#### Provided records ####
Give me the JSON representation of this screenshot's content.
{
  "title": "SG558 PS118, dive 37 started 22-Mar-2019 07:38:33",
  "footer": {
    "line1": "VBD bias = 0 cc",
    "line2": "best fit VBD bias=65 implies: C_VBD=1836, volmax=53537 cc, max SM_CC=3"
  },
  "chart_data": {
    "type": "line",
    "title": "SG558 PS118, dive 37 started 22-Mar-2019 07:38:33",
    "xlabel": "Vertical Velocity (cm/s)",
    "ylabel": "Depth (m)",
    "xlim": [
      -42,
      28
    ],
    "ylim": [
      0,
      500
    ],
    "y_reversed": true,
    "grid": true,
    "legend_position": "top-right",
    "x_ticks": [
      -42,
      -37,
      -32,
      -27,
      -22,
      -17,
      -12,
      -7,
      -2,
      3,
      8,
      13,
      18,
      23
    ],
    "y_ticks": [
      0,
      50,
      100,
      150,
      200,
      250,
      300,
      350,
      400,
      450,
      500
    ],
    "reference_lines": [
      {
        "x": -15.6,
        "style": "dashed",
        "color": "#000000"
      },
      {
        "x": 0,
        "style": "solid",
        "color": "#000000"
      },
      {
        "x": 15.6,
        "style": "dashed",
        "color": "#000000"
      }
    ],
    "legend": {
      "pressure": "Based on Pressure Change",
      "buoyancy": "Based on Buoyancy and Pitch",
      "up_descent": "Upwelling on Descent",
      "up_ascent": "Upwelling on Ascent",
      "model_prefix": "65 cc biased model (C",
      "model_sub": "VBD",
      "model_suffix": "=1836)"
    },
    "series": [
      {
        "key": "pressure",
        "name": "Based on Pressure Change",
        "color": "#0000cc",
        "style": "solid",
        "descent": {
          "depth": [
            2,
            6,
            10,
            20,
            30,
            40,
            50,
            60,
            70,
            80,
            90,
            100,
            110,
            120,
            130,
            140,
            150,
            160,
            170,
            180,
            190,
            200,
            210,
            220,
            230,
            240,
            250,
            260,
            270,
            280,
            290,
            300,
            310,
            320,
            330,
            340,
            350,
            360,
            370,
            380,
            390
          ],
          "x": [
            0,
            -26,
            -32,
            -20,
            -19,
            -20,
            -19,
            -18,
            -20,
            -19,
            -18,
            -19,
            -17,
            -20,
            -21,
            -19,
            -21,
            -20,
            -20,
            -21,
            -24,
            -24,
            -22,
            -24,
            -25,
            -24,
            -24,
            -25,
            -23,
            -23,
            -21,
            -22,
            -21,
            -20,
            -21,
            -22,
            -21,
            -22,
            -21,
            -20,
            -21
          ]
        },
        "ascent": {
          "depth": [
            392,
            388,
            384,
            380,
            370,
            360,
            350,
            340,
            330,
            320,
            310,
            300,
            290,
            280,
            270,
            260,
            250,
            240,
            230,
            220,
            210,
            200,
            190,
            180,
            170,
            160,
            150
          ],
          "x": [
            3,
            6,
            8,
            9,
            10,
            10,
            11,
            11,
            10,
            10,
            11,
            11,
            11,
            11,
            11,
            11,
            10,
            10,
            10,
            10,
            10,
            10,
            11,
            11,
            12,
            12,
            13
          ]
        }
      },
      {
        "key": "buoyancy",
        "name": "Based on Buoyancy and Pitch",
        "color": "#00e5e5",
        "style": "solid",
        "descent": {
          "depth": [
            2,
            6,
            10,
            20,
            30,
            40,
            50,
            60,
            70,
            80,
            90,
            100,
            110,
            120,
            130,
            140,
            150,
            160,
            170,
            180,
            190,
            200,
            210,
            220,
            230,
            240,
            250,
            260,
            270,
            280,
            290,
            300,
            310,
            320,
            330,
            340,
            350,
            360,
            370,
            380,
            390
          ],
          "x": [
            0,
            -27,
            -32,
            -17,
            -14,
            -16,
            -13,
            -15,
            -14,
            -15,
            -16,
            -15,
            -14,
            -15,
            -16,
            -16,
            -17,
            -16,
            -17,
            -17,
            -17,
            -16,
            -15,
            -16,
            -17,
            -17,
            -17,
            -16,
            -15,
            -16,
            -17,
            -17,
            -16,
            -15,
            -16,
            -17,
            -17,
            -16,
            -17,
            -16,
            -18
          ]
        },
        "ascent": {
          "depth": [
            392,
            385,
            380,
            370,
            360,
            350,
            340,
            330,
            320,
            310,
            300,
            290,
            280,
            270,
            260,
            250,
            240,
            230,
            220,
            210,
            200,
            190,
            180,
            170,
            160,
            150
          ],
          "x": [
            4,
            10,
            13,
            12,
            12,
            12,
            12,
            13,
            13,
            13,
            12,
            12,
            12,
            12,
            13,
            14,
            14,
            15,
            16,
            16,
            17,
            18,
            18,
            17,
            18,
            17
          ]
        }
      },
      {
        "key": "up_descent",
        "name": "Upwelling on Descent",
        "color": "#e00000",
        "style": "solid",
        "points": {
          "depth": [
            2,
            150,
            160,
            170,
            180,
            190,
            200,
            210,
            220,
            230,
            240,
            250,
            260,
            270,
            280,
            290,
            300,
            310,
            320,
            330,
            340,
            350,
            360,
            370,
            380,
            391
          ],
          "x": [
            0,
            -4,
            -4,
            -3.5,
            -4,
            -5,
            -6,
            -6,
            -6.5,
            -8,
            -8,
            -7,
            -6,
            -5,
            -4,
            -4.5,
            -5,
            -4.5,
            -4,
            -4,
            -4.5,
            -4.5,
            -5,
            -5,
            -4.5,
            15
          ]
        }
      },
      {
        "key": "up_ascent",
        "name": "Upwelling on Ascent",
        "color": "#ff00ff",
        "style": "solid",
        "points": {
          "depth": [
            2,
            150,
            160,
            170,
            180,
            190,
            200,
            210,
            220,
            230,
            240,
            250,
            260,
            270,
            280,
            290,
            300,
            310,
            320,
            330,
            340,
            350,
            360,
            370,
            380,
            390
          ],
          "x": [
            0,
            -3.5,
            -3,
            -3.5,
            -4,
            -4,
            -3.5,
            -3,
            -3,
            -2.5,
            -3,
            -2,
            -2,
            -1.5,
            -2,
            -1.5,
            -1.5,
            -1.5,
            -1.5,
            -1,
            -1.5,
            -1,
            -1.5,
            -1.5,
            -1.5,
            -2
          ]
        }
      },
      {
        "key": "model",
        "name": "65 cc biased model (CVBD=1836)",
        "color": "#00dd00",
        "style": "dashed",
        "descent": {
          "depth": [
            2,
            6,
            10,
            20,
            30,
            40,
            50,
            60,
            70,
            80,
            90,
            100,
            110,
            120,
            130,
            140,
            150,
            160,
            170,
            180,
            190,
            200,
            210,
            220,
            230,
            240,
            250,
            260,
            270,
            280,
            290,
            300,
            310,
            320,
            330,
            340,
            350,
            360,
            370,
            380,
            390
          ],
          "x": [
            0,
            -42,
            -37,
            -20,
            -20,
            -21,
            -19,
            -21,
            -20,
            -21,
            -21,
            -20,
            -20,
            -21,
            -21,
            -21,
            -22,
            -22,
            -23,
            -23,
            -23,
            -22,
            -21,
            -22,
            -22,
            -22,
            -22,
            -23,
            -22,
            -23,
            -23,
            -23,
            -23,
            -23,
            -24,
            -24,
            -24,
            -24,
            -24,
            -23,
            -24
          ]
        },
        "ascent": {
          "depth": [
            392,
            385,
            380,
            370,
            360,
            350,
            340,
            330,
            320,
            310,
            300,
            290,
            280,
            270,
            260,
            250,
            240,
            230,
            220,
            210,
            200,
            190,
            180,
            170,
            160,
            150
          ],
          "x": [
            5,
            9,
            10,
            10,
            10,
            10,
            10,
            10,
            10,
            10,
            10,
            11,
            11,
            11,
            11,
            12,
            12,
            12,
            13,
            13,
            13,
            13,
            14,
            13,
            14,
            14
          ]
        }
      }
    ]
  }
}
####
Read the entries and pick out all lines that include the word "Based".

      "pressure": "Based on Pressure Change",
      "buoyancy": "Based on Buoyancy and Pitch",
        "name": "Based on Pressure Change",
        "name": "Based on Buoyancy and Pitch",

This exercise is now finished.